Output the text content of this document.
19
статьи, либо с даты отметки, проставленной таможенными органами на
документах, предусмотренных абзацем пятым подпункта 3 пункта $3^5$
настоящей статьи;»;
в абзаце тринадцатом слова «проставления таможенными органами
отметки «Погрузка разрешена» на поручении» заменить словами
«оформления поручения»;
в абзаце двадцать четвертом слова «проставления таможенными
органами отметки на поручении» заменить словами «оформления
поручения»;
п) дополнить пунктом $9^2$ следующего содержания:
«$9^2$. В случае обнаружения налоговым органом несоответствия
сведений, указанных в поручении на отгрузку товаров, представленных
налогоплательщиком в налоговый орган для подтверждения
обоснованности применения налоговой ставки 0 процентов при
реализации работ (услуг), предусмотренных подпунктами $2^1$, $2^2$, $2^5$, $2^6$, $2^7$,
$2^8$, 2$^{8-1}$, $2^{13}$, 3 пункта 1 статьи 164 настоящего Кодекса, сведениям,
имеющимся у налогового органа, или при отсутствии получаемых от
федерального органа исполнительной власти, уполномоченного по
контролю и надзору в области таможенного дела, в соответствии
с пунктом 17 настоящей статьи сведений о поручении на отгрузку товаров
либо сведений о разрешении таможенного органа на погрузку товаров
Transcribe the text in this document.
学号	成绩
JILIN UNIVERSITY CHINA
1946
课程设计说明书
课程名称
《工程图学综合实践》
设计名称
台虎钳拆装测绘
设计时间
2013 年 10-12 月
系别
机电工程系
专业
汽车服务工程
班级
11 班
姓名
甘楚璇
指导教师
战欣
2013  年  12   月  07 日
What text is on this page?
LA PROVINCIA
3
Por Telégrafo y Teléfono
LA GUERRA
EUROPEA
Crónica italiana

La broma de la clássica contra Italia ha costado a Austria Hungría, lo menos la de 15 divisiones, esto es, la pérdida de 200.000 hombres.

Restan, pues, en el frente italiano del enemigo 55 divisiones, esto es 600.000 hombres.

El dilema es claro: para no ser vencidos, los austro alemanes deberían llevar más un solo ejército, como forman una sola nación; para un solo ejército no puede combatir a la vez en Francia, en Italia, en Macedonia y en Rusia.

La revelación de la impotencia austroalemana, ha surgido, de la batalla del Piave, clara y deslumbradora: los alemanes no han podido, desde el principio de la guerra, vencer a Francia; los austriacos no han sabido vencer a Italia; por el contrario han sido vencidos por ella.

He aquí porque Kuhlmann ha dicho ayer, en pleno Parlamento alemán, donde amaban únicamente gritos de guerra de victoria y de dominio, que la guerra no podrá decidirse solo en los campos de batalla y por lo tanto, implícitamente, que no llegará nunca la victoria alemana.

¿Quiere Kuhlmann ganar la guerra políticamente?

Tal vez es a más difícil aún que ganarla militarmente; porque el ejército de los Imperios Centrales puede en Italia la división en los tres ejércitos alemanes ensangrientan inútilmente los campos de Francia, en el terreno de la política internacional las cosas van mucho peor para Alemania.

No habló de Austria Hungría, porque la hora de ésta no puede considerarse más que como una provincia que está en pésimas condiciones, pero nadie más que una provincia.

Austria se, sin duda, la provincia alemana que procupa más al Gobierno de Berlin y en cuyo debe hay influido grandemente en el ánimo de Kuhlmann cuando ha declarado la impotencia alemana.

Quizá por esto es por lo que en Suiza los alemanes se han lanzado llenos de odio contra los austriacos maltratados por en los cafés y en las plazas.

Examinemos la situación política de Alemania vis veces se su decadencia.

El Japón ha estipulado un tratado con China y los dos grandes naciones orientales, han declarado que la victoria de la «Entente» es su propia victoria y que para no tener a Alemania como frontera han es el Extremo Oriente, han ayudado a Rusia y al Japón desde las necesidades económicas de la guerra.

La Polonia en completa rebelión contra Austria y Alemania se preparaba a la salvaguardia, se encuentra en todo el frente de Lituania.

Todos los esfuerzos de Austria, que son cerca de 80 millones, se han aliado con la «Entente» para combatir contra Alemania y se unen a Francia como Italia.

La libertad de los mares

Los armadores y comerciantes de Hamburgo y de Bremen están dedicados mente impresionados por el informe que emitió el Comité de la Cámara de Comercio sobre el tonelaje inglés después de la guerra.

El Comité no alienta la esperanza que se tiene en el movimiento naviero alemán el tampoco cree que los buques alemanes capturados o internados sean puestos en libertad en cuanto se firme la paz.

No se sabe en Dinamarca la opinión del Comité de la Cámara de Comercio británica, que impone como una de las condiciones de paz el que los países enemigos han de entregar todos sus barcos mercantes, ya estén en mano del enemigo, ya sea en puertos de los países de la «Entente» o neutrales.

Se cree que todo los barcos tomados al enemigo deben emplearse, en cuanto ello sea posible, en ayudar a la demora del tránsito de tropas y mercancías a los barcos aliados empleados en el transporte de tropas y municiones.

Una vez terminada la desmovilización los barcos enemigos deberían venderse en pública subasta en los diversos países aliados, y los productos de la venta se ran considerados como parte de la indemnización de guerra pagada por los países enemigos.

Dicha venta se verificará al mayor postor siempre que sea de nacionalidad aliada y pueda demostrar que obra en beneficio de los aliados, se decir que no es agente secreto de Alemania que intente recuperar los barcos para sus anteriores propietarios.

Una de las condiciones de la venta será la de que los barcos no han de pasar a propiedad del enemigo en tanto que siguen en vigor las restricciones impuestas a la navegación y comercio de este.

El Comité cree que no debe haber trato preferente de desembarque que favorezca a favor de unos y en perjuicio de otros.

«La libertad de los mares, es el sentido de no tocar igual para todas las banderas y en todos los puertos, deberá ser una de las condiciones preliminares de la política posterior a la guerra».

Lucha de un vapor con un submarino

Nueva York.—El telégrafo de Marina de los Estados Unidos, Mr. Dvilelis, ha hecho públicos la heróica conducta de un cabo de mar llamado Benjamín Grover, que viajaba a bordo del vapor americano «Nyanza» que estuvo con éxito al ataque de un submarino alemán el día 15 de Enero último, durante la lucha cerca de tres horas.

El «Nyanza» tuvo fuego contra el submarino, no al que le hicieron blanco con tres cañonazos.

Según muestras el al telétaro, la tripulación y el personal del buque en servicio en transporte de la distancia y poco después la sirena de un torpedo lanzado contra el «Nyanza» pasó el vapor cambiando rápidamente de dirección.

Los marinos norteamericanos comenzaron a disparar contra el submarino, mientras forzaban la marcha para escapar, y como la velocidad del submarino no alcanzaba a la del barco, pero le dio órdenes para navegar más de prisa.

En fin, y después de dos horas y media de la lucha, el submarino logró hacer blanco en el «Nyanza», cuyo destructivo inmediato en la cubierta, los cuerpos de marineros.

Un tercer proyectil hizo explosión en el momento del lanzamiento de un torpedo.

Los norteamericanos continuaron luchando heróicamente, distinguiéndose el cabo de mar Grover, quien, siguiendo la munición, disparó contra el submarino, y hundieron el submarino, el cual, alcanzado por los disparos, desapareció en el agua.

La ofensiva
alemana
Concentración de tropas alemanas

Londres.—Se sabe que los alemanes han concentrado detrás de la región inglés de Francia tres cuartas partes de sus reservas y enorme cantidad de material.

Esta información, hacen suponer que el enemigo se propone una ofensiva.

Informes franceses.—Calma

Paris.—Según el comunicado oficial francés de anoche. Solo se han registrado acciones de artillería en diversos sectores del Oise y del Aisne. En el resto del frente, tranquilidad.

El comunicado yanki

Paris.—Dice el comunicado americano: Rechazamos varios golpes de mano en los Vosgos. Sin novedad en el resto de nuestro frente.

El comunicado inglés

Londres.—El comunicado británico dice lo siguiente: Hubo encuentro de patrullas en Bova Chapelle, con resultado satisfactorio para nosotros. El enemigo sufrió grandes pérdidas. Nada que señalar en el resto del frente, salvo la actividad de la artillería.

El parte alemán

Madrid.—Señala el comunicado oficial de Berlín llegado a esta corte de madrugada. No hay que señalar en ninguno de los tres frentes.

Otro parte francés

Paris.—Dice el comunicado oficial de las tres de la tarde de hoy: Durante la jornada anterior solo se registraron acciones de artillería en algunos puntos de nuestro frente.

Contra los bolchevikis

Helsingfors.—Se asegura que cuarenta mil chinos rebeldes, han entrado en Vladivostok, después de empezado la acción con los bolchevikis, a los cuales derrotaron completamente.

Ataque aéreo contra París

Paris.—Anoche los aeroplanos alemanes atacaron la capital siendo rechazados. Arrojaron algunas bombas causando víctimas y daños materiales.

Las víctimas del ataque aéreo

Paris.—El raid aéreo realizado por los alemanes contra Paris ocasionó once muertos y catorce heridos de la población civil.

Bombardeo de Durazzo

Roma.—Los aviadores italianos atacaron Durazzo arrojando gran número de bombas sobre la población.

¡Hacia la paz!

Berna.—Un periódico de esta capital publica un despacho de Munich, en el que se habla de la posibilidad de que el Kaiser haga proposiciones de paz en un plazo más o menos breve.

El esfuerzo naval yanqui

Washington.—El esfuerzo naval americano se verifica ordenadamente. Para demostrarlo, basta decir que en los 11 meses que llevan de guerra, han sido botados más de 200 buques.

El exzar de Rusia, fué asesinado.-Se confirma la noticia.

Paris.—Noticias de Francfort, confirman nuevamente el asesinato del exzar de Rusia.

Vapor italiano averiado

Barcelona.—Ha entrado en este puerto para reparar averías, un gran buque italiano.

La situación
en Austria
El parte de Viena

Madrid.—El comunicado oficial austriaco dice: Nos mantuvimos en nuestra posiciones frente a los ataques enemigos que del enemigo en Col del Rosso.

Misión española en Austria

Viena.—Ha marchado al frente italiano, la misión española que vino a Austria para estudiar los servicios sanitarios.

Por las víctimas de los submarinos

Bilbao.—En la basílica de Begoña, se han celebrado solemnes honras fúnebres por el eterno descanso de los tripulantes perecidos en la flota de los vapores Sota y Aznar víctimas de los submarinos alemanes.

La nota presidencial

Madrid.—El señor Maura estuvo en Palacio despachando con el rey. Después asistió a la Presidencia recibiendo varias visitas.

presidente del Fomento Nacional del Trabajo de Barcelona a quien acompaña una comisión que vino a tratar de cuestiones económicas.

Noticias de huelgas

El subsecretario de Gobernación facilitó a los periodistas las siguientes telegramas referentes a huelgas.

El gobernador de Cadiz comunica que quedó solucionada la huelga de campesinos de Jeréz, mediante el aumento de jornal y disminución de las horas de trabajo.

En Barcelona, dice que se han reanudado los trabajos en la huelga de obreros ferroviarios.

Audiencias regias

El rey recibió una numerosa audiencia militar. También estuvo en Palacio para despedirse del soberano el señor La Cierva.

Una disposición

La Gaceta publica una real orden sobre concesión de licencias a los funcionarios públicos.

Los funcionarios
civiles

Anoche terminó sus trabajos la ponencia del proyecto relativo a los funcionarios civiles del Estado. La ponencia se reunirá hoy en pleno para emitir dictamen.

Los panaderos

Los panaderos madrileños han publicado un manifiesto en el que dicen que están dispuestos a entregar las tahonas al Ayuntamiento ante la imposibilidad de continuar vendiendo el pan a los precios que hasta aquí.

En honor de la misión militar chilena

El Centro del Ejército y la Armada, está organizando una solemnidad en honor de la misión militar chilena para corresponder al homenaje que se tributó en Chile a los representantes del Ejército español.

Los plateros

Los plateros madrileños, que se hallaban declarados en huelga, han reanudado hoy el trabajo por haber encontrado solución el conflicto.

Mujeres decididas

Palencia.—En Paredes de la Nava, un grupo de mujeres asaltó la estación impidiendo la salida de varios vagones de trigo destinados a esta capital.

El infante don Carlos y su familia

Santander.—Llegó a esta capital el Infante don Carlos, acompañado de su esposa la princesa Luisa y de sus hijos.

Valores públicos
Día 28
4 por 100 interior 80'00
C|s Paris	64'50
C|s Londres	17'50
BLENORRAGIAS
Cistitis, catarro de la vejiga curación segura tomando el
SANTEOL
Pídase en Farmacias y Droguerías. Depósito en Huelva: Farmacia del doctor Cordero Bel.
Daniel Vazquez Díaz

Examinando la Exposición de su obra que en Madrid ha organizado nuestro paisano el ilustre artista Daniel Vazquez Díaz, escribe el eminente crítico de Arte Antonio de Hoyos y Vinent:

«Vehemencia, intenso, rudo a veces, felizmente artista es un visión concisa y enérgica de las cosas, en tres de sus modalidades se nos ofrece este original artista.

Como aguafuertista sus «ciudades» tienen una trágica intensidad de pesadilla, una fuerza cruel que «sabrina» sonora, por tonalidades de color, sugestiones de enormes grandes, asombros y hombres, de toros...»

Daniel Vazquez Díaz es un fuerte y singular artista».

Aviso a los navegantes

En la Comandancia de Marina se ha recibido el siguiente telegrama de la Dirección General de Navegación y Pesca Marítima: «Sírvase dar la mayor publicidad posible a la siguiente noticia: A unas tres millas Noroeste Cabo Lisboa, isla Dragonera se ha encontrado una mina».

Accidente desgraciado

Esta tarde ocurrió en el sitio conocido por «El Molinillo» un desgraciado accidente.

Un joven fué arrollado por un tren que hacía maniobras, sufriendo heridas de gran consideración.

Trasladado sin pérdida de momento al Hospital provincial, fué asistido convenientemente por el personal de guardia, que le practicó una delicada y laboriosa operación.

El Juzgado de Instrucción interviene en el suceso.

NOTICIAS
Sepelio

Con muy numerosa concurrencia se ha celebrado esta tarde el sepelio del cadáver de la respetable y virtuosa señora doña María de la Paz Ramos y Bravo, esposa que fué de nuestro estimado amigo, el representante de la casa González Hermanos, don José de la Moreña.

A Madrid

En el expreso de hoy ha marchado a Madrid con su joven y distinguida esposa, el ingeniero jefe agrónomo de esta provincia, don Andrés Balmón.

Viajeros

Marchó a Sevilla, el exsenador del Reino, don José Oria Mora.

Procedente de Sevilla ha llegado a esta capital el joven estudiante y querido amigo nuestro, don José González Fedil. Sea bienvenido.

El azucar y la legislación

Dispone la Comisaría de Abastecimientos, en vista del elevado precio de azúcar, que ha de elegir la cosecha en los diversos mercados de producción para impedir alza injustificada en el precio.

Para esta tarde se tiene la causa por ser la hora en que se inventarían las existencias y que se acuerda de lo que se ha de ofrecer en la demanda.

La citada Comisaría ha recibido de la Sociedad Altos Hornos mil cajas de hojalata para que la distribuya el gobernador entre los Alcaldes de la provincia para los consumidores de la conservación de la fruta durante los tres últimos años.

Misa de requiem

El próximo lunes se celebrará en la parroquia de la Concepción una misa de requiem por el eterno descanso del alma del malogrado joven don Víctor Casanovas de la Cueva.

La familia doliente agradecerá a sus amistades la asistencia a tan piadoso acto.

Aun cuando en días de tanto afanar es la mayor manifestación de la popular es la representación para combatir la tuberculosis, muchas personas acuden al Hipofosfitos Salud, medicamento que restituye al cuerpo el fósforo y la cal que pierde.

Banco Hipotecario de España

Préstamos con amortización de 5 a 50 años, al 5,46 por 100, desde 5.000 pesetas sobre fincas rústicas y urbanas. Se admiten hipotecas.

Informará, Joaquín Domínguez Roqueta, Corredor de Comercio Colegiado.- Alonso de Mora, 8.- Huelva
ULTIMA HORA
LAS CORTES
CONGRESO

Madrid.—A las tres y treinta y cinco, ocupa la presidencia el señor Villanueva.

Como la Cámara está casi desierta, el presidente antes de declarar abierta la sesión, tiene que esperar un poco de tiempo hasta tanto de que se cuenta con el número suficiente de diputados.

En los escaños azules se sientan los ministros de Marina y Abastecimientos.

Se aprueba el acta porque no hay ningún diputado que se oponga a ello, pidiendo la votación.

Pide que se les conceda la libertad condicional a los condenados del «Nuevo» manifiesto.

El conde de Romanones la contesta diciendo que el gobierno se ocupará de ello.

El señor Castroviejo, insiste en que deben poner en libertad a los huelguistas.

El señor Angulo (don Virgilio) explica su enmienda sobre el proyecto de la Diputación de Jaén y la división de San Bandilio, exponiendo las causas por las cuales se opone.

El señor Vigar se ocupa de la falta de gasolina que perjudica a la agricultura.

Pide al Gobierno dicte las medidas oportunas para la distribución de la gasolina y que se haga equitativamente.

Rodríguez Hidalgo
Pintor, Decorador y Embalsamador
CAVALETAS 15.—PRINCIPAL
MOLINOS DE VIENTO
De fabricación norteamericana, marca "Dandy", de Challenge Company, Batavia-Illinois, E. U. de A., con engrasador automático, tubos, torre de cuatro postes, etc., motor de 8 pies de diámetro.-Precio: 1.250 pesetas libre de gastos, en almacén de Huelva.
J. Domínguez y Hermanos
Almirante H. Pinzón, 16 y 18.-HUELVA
━━━━━━━━━━
### WHAT IS NEEDED
Find the lines containing "cuales" and list every one of them.

### IN RESPONSE
Helsingfors.—Se asegura que cuarenta mil chinos rebeldes, han entrado en Vladivostok, después de empezado la acción con los bolchevikis, a los cuales derrotaron completamente.
El señor Angulo (don Virgilio) explica su enmienda sobre el proyecto de la Diputación de Jaén y la división de San Bandilio, exponiendo las causas por las cuales se opone.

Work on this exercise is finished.